▸ AIM OF THE TASK: Quote the passage of the music review from "We would like" to "to survive in.".
═════ TEXT SHOWN
This sense of place is stretched through to the video – part of a series filmed by the band that showcase the Tasmanian wilderness with its innate sense of mystery and enigma. The band pays tribute to the traditional owners – filmed on location in turbunna/Ben Lomond, lutrawita/Tasmania:

We would like to express gratitude to the traditional owners and ongoing custodians of lutrawita. We acknowledge that we have made this video on their country and pay to respect to elders past and present. Always was, always will be.

A beautiful acknowledgment for a beautiful video.

The video is a preview of a larger project, a featurette movie to accompany the release of an upcoming album.

In the movie EWAH plays a lone explorer traversing a new world with the hope of finding a safe haven to start new life. Playing with the idea of early colonists, EWAH is equipped with a handful of cumbersome devices and tools in a perhaps foolhardy attempt to understand the strange world she is trying to survive in.

‘Arcadia’ eases back into something more restrained and sombre – cold synths establish a mournful elegiac pace: something organic and pastoral while EWAH’s voice is haunting and hypnotic as she sings in an almost nursery rhyme inflected melody. This is a stately and beautiful track that evokes the misty cold landscapes of the hinterland.

‘Noon’ is another brief instrumental: foreboding and edgy before ‘Hole in the Sky’ slides in.

Antithetically, ‘Hole in the Sky’ references obliquely the strange phenomena that saw the hole in the Ozone layer lie directly above Tasmania, adding a strange frisson of danger from above, even during the long cloudy days and cold winters. This contrasting situation becomes a palimpsest for the tensions that surround this harsh, beautiful land. Emma Waters (EWAH) says of the themes of track:

Tasmania is often seen as a pristine wilderness; however, it has a potted history of environmental crisis and degradation. Think Franklin River, Lake Pedder, mining, deforestation and salmon farming. It is a place of brutal beauty, harsh weather and moments of political and community divide.

‘Hole in the Sky’ with its mesmerising guitar arpeggios and dramatic percussive blasts is hypnotic and statuesque as EWAH repeats we live at the end of the world. Waters’s voice ascends as the song progressive with power and force: full of mystery and allure and the instrumentations build up with a clattering wall of noise.

The accompanying video, directed by long time collaborator Ursula Woods, is a powerful monochrome performance piece with an alien force landing in the form of a saxophonist and a strange hypnotic force overtakes the band, complete with some very classy formation dancing:

‘Play Hard’ is haunting and enigmatic: an electric spine with a driving almost foreboding tone. EWAH’s voice is eerie, soft, brim full of attitude and a swaggering sneer. There is an Arctic chill – or Antarctic to be geographically precise – to the dream pop reverie. Luscious layers of instrumentation shimmer their way underneath the vocals that evokes the Australian landscape in all its forms.
══════════
═════ MATERIAL SUPPLIED
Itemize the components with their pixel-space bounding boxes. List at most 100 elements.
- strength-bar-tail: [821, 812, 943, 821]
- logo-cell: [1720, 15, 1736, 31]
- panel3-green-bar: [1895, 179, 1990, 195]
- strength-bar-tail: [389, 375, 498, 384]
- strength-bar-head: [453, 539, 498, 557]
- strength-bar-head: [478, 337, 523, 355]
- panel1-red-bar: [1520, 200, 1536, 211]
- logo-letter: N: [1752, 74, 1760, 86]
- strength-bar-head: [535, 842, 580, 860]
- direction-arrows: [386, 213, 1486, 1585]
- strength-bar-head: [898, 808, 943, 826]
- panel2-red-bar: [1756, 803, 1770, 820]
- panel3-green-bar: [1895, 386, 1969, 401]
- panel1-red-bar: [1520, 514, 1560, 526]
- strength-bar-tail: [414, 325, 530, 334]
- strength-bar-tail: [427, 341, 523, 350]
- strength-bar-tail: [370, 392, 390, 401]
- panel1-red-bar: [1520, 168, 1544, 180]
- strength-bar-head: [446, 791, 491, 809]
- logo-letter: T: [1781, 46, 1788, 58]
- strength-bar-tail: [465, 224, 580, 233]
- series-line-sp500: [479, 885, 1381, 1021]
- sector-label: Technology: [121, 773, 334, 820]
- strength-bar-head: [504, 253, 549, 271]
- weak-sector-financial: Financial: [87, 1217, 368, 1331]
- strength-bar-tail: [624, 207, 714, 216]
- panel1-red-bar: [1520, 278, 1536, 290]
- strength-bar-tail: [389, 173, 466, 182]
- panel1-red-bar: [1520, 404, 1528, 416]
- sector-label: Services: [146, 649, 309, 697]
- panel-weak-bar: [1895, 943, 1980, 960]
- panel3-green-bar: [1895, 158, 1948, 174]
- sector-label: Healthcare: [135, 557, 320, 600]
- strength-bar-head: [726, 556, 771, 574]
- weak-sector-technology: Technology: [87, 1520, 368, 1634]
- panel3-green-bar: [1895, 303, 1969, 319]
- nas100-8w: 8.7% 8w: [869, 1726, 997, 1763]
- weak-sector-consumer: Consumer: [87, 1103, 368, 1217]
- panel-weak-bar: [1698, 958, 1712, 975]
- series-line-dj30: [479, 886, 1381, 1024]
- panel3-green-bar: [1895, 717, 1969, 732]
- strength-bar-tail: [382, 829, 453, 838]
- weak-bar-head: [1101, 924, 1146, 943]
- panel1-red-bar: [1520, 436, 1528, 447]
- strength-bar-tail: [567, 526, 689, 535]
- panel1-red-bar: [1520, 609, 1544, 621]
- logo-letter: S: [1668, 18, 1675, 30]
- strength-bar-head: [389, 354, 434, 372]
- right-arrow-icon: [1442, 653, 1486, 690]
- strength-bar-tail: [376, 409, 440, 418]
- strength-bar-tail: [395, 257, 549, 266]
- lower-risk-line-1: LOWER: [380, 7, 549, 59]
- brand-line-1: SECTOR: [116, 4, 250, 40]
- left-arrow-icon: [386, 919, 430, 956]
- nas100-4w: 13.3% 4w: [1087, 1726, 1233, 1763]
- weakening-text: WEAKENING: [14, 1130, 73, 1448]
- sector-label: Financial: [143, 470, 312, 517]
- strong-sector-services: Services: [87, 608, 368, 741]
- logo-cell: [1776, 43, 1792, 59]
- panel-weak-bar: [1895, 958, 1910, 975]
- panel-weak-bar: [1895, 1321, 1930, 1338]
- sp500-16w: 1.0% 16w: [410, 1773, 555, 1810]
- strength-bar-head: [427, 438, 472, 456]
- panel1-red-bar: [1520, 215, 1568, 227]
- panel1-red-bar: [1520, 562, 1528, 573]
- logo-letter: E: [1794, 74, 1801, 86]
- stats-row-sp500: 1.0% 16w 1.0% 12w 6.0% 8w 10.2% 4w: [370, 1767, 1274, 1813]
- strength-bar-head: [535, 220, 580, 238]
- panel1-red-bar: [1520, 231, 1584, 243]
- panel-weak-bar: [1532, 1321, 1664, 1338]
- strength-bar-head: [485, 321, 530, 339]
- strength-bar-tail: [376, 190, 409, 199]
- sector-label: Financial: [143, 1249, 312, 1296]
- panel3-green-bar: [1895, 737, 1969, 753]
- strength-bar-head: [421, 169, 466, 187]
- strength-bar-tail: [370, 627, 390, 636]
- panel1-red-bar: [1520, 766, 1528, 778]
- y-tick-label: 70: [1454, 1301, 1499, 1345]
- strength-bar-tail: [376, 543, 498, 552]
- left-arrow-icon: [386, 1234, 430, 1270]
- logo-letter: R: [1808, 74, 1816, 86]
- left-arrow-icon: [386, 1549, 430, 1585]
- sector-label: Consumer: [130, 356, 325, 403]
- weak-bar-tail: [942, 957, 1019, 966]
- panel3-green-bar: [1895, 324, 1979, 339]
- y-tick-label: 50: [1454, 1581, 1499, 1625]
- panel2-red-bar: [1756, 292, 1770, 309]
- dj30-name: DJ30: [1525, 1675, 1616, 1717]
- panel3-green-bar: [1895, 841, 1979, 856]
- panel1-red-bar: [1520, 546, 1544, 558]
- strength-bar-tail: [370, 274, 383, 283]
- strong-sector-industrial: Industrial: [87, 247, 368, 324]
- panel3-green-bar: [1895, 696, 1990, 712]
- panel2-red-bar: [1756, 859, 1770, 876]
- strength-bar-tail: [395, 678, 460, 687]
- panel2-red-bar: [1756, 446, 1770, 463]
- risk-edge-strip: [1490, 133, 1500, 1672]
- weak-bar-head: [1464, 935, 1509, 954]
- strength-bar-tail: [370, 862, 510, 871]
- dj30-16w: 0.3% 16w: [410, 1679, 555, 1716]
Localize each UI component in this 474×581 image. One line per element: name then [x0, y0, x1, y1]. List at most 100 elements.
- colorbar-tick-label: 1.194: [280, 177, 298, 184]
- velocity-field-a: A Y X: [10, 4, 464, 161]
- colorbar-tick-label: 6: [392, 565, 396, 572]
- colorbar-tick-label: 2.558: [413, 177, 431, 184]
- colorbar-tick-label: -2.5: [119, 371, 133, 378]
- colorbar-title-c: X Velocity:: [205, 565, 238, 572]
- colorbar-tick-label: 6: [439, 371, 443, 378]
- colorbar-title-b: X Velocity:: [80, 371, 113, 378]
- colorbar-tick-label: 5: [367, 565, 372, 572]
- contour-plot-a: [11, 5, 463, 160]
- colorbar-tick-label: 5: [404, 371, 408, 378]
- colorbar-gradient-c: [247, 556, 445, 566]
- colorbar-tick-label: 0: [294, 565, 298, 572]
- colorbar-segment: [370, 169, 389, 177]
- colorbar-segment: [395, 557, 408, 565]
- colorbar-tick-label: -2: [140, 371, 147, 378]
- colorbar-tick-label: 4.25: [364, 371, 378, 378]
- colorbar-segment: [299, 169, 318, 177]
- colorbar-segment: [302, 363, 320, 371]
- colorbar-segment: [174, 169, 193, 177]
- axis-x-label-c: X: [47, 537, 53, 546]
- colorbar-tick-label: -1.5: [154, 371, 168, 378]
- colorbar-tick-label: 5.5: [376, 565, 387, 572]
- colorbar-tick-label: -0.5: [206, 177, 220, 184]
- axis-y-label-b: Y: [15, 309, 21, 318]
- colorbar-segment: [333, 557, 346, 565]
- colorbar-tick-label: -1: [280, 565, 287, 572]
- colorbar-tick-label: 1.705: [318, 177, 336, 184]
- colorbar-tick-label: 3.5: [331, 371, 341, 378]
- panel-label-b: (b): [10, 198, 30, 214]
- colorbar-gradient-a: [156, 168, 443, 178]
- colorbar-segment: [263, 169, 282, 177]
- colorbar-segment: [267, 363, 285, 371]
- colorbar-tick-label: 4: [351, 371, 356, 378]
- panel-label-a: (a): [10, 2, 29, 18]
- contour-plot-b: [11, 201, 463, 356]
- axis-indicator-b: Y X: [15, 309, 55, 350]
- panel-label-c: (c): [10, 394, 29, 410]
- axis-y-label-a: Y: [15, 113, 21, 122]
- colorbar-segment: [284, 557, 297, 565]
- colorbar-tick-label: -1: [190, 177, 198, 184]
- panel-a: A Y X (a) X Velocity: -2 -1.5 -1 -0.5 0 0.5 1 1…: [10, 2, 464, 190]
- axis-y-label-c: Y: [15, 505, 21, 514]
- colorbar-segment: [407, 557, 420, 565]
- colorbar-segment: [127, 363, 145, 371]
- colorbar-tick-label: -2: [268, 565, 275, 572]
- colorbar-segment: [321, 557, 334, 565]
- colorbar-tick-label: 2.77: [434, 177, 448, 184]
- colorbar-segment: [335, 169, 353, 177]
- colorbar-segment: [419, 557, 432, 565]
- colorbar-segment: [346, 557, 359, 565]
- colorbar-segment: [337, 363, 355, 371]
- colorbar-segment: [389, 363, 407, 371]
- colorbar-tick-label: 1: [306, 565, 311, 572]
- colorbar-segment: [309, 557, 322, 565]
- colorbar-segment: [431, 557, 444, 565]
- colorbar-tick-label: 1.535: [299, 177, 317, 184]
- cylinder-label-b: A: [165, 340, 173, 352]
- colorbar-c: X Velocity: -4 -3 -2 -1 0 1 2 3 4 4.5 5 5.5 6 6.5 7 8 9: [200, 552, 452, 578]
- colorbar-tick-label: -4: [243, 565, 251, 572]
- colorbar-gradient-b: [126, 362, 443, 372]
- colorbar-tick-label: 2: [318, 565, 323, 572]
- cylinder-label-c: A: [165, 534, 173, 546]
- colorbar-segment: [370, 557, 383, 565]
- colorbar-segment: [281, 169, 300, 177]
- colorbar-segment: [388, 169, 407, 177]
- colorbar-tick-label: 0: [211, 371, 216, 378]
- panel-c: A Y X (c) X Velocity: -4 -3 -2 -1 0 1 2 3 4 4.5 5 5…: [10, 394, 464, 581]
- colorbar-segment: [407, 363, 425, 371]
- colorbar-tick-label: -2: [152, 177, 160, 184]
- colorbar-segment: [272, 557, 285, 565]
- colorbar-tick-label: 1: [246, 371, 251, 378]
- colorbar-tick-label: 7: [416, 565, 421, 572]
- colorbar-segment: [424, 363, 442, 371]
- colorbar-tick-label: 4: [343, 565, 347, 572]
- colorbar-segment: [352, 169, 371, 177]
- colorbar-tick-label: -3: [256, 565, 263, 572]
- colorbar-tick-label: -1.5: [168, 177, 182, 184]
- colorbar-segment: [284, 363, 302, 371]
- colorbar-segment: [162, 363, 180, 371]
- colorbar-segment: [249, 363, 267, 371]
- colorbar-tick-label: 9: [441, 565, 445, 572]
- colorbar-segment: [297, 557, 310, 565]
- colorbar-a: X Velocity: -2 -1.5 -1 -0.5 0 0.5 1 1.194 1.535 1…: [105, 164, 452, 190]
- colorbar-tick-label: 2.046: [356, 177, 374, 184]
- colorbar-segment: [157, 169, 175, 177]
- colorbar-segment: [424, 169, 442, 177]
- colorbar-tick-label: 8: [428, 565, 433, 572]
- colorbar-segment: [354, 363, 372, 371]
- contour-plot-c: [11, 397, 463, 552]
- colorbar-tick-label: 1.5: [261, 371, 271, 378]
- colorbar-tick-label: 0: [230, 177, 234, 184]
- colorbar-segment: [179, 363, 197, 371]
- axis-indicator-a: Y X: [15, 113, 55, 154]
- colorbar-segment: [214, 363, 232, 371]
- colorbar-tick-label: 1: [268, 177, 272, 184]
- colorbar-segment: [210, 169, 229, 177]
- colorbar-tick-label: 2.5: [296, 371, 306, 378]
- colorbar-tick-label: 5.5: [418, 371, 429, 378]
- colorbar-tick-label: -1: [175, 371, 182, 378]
══════════
▸ FINISHED EXERCISE:
We would like to express gratitude to the traditional owners and ongoing custodians of lutrawita. We acknowledge that we have made this video on their country and pay to respect to elders past and present. Always was, always will be.

A beautiful acknowledgment for a beautiful video.

The video is a preview of a larger project, a featurette movie to accompany the release of an upcoming album.

In the movie EWAH plays a lone explorer traversing a new world with the hope of finding a safe haven to start new life. Playing with the idea of early colonists, EWAH is equipped with a handful of cumbersome devices and tools in a perhaps foolhardy attempt to understand the strange world she is trying to survive in.